# [REQUIREMENT]
Starting at the line that has "bullet-square [8,128,21,141]" and stopping after the line that has "bullet-square [8,677,21,690]", write those lines out again with "cell-growth-rate" replaced by "cell-rate" and nothing else changed.

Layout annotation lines
↓↓↓
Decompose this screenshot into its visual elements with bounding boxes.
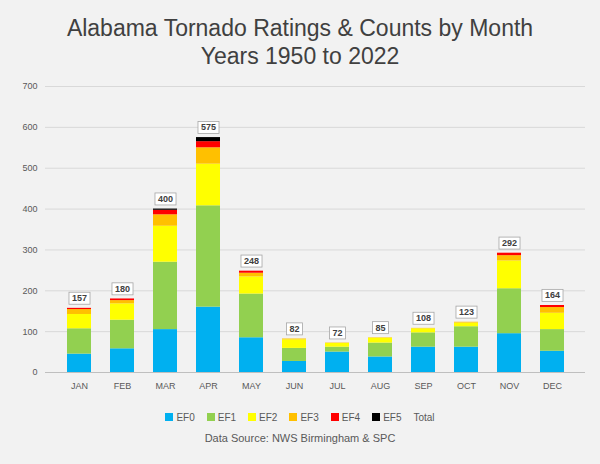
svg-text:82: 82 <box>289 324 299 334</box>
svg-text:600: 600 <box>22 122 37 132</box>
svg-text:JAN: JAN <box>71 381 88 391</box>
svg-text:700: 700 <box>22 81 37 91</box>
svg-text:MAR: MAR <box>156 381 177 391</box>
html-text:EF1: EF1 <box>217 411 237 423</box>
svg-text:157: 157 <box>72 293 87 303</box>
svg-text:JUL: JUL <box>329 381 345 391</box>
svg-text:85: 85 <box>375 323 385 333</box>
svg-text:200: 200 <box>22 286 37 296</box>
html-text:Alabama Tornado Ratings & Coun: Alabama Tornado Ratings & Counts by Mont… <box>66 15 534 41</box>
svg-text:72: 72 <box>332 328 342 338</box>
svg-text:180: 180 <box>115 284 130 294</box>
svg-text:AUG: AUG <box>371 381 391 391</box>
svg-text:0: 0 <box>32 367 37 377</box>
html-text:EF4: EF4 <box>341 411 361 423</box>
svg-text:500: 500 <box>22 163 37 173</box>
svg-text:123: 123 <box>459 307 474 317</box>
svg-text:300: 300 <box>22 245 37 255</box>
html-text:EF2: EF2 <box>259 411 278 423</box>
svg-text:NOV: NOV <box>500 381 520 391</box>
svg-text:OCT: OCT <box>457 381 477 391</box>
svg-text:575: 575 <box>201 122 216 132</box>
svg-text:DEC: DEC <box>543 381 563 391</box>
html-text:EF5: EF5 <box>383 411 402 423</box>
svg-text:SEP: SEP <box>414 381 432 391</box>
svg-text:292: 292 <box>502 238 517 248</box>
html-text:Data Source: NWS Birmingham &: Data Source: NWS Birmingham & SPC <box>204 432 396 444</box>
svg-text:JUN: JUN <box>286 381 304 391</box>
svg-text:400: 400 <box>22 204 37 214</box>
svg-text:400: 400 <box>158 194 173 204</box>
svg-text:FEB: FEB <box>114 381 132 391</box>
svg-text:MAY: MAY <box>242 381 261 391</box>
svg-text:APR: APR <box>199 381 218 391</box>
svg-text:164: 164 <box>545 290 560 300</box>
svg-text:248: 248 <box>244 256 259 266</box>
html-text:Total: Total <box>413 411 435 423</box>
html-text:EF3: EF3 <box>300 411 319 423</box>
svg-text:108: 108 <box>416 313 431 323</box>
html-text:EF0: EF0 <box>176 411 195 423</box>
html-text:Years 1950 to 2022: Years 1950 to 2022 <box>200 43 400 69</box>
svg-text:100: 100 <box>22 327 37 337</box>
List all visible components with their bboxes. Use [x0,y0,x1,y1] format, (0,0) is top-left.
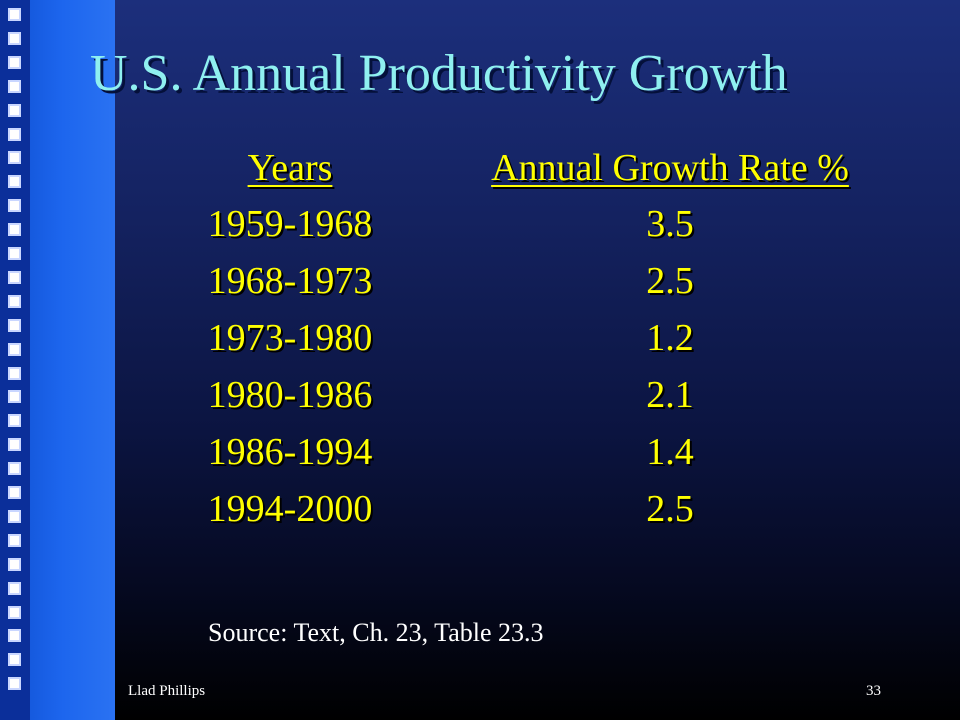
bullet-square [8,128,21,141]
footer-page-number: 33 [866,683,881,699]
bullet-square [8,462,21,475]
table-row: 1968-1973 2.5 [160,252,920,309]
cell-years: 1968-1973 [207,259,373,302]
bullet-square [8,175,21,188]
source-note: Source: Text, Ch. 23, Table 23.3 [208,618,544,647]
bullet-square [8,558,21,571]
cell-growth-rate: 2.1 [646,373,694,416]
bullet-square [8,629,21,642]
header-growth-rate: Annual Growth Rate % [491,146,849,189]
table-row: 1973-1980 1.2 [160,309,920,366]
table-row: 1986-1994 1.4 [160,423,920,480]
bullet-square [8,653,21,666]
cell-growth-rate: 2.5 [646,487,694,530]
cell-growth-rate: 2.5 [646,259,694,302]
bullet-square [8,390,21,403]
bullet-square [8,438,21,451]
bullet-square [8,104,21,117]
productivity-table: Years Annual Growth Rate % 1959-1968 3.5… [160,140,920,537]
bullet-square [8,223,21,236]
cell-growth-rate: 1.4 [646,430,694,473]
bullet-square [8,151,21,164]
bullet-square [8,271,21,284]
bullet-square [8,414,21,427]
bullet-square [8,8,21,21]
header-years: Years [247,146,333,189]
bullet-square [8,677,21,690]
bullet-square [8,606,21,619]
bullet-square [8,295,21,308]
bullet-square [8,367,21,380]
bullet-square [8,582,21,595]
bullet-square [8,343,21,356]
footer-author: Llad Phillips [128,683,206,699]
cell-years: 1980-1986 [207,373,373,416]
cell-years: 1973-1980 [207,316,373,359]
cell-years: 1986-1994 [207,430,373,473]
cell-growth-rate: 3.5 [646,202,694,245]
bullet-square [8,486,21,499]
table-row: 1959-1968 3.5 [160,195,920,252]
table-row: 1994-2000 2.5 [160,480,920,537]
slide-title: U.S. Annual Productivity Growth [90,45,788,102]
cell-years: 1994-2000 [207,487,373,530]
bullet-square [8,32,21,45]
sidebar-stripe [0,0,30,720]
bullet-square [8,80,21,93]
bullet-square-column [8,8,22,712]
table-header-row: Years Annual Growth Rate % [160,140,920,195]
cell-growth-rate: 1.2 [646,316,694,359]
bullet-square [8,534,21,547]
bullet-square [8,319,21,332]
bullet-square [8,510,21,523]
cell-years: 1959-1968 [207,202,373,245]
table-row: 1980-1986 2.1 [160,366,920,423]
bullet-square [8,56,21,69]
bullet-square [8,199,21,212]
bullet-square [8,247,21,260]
↑↑↑
# [OUTPUT FOR THIS TASK]
bullet-square [8,128,21,141]
footer-page-number: 33 [866,683,881,699]
bullet-square [8,462,21,475]
table-row: 1968-1973 2.5 [160,252,920,309]
cell-years: 1968-1973 [207,259,373,302]
bullet-square [8,175,21,188]
source-note: Source: Text, Ch. 23, Table 23.3 [208,618,544,647]
bullet-square [8,558,21,571]
cell-rate: 2.1 [646,373,694,416]
bullet-square [8,629,21,642]
header-growth-rate: Annual Growth Rate % [491,146,849,189]
table-row: 1973-1980 1.2 [160,309,920,366]
table-row: 1986-1994 1.4 [160,423,920,480]
bullet-square [8,653,21,666]
cell-rate: 2.5 [646,487,694,530]
cell-rate: 2.5 [646,259,694,302]
bullet-square [8,390,21,403]
bullet-square [8,438,21,451]
bullet-square [8,104,21,117]
productivity-table: Years Annual Growth Rate % 1959-1968 3.5… [160,140,920,537]
bullet-square [8,223,21,236]
cell-rate: 1.4 [646,430,694,473]
bullet-square [8,151,21,164]
bullet-square [8,271,21,284]
bullet-square [8,414,21,427]
bullet-square [8,8,21,21]
header-years: Years [247,146,333,189]
bullet-square [8,677,21,690]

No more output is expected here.